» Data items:

━━━━

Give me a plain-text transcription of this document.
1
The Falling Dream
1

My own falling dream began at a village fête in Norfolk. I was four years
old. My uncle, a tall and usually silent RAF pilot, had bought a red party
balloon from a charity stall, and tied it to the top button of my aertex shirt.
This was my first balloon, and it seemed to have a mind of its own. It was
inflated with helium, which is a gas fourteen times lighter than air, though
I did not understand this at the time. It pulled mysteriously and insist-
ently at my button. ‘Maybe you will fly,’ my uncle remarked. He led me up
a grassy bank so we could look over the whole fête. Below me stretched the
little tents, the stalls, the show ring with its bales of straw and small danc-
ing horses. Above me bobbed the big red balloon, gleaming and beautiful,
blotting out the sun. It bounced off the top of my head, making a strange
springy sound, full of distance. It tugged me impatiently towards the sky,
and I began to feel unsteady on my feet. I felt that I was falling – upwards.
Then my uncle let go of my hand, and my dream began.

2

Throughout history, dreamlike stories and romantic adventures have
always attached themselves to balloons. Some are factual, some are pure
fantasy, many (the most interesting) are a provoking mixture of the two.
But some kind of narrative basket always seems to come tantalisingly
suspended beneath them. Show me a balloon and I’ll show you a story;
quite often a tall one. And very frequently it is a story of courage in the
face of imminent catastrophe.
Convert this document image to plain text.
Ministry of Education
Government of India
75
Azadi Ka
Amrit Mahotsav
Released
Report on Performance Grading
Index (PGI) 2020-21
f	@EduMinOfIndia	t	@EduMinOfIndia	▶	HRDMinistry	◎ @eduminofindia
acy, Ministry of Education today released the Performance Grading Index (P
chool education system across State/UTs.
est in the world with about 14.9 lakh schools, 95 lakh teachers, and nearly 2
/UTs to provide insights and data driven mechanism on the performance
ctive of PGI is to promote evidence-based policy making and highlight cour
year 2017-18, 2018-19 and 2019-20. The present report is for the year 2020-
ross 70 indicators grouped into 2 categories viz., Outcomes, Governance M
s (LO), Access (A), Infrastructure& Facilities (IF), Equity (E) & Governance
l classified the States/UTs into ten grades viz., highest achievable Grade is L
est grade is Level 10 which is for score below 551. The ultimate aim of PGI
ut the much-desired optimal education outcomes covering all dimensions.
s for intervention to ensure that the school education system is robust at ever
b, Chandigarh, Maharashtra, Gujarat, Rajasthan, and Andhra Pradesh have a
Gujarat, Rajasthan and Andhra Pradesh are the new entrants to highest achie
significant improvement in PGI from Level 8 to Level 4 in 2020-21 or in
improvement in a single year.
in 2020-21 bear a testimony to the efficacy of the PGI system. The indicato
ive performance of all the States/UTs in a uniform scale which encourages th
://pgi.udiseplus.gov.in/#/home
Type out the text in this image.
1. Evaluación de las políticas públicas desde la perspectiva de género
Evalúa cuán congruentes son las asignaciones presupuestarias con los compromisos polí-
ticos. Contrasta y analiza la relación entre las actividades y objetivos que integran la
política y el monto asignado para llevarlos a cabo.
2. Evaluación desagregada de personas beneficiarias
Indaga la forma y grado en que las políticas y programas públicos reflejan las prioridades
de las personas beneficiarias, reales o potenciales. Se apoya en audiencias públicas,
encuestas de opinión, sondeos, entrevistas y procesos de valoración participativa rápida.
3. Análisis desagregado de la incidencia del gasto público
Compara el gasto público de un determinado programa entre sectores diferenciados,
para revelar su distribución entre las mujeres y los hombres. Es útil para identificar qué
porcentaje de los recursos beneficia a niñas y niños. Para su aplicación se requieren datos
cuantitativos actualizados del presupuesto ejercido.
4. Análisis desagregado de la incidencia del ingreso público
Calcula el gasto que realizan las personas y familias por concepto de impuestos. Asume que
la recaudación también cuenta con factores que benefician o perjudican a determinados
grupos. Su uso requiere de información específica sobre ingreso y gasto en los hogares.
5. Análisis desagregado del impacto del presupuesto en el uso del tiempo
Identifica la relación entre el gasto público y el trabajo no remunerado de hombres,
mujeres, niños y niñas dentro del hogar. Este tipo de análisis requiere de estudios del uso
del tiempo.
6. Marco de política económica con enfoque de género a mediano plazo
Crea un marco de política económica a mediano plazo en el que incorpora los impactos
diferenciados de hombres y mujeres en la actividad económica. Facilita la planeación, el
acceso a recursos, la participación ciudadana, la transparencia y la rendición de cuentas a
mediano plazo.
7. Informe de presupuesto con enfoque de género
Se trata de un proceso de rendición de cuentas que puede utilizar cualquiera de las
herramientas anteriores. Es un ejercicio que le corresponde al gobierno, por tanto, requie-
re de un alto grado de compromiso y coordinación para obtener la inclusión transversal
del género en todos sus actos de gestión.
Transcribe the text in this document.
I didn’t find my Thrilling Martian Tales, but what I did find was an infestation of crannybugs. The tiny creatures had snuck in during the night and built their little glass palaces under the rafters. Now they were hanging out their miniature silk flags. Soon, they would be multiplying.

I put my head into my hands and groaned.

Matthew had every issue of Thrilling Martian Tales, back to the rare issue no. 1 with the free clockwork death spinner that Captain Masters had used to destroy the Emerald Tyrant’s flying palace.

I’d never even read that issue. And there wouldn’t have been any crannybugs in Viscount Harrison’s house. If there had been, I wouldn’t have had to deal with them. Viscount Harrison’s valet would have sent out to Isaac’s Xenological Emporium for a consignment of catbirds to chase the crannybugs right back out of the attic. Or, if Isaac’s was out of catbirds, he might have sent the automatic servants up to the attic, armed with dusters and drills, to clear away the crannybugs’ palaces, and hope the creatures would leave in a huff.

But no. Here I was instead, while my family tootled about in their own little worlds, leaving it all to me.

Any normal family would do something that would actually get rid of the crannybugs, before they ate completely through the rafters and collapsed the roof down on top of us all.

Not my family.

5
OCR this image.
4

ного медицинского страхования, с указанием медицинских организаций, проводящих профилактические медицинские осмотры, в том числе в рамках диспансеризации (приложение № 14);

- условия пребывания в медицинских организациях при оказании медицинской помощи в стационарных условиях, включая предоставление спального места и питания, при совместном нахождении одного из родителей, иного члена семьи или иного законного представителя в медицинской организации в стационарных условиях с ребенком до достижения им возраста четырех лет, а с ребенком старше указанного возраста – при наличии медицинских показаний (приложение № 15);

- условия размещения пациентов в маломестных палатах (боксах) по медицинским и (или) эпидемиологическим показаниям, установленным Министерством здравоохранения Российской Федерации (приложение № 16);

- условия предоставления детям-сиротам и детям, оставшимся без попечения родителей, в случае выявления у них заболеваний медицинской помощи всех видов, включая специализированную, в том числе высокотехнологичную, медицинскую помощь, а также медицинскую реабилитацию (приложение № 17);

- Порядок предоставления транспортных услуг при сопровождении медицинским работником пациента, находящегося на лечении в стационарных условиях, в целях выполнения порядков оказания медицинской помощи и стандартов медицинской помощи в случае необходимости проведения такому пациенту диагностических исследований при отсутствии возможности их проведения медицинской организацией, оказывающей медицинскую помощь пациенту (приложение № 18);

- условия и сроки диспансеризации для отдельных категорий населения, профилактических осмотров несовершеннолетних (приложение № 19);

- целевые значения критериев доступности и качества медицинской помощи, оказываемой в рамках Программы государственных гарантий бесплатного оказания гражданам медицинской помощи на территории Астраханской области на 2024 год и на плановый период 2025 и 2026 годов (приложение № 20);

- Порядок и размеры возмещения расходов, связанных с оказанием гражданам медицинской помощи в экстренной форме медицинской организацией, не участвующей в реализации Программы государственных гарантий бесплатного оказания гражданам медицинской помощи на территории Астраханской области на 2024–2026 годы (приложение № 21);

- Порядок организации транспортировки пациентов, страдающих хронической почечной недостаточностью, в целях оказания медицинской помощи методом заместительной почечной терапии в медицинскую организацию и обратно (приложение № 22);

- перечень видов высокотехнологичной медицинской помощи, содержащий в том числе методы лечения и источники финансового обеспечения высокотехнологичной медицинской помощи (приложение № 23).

━━━━

» TASK INSTRUCTIONS:
Scan the lines above for "into", then copy every one that has it.

» ANSWER TO THIS EXERCISE:
ross 70 indicators grouped into 2 categories viz., Outcomes, Governance M
l classified the States/UTs into ten grades viz., highest achievable Grade is L
I put my head into my hands and groaned.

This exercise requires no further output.